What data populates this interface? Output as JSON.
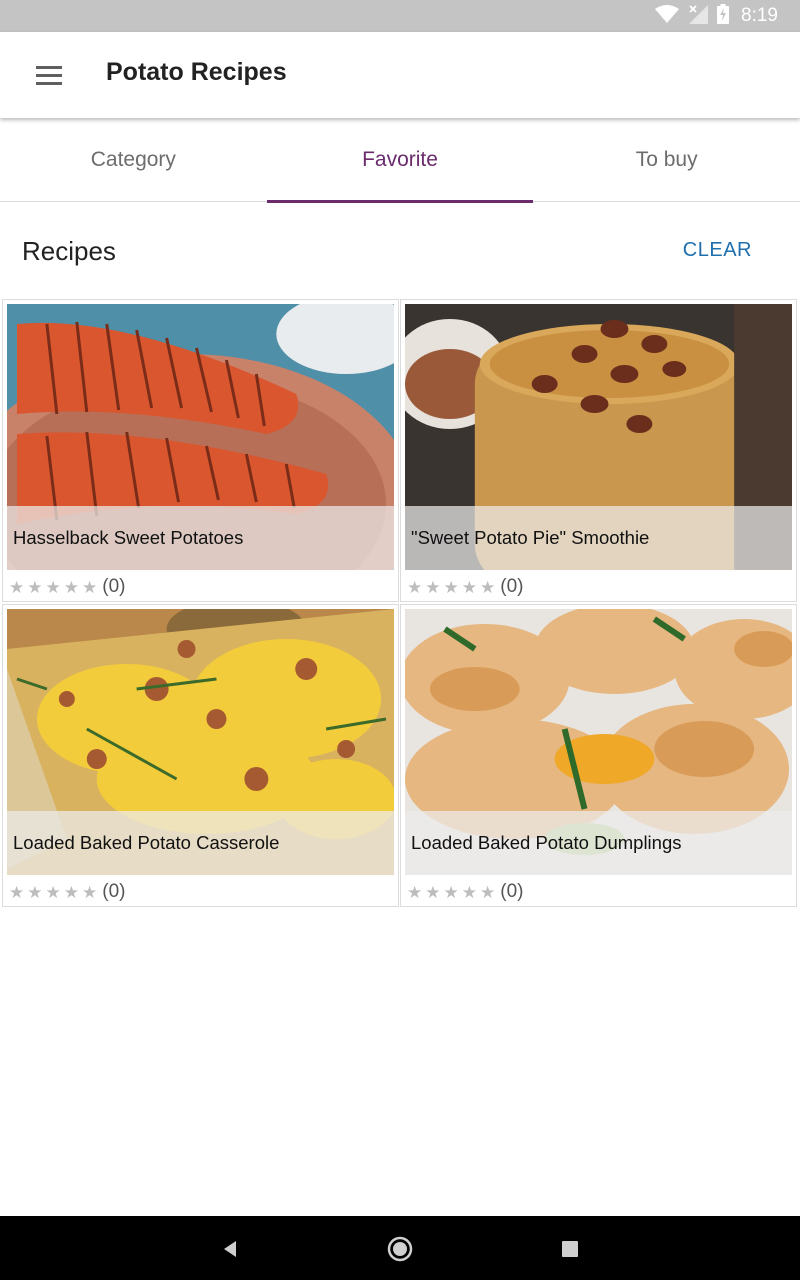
{
  "status_bar": {
    "time": "8:19",
    "icons": [
      "wifi-icon",
      "no-signal-icon",
      "battery-charging-icon"
    ]
  },
  "app_bar": {
    "title": "Potato Recipes",
    "menu_icon": "menu-icon"
  },
  "tabs": [
    {
      "label": "Category",
      "active": false
    },
    {
      "label": "Favorite",
      "active": true
    },
    {
      "label": "To buy",
      "active": false
    }
  ],
  "section": {
    "title": "Recipes",
    "clear_label": "CLEAR"
  },
  "recipes": [
    {
      "title": "Hasselback Sweet Potatoes",
      "rating_count": "(0)",
      "stars": 0
    },
    {
      "title": "\"Sweet Potato Pie\" Smoothie",
      "rating_count": "(0)",
      "stars": 0
    },
    {
      "title": "Loaded Baked Potato Casserole",
      "rating_count": "(0)",
      "stars": 0
    },
    {
      "title": "Loaded Baked Potato Dumplings",
      "rating_count": "(0)",
      "stars": 0
    }
  ],
  "colors": {
    "accent": "#6a2c6c",
    "clear_button": "#1f6fae",
    "status_bar": "#c4c4c4",
    "nav_bar": "#000000"
  },
  "nav_bar": {
    "buttons": [
      "back-icon",
      "home-icon",
      "recents-icon"
    ]
  }
}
──────────────────────────────
▶ [Your instructions] Copy the records above exactly, omitting every picture.

▶ [Answer]
What data populates this interface? Output as JSON.
{
  "status_bar": {
    "time": "8:19",
    "icons": [
      "wifi-icon",
      "no-signal-icon",
      "battery-charging-icon"
    ]
  },
  "app_bar": {
    "title": "Potato Recipes",
    "menu_icon": "menu-icon"
  },
  "tabs": [
    {
      "label": "Category",
      "active": false
    },
    {
      "label": "Favorite",
      "active": true
    },
    {
      "label": "To buy",
      "active": false
    }
  ],
  "section": {
    "title": "Recipes",
    "clear_label": "CLEAR"
  },
  "recipes": [
    {
      "title": "Hasselback Sweet Potatoes",
      "rating_count": "(0)",
      "stars": 0
    },
    {
      "title": "\"Sweet Potato Pie\" Smoothie",
      "rating_count": "(0)",
      "stars": 0
    },
    {
      "title": "Loaded Baked Potato Casserole",
      "rating_count": "(0)",
      "stars": 0
    },
    {
      "title": "Loaded Baked Potato Dumplings",
      "rating_count": "(0)",
      "stars": 0
    }
  ],
  "colors": {
    "accent": "#6a2c6c",
    "clear_button": "#1f6fae",
    "status_bar": "#c4c4c4",
    "nav_bar": "#000000"
  },
  "nav_bar": {
    "buttons": [
      "back-icon",
      "home-icon",
      "recents-icon"
    ]
  }
}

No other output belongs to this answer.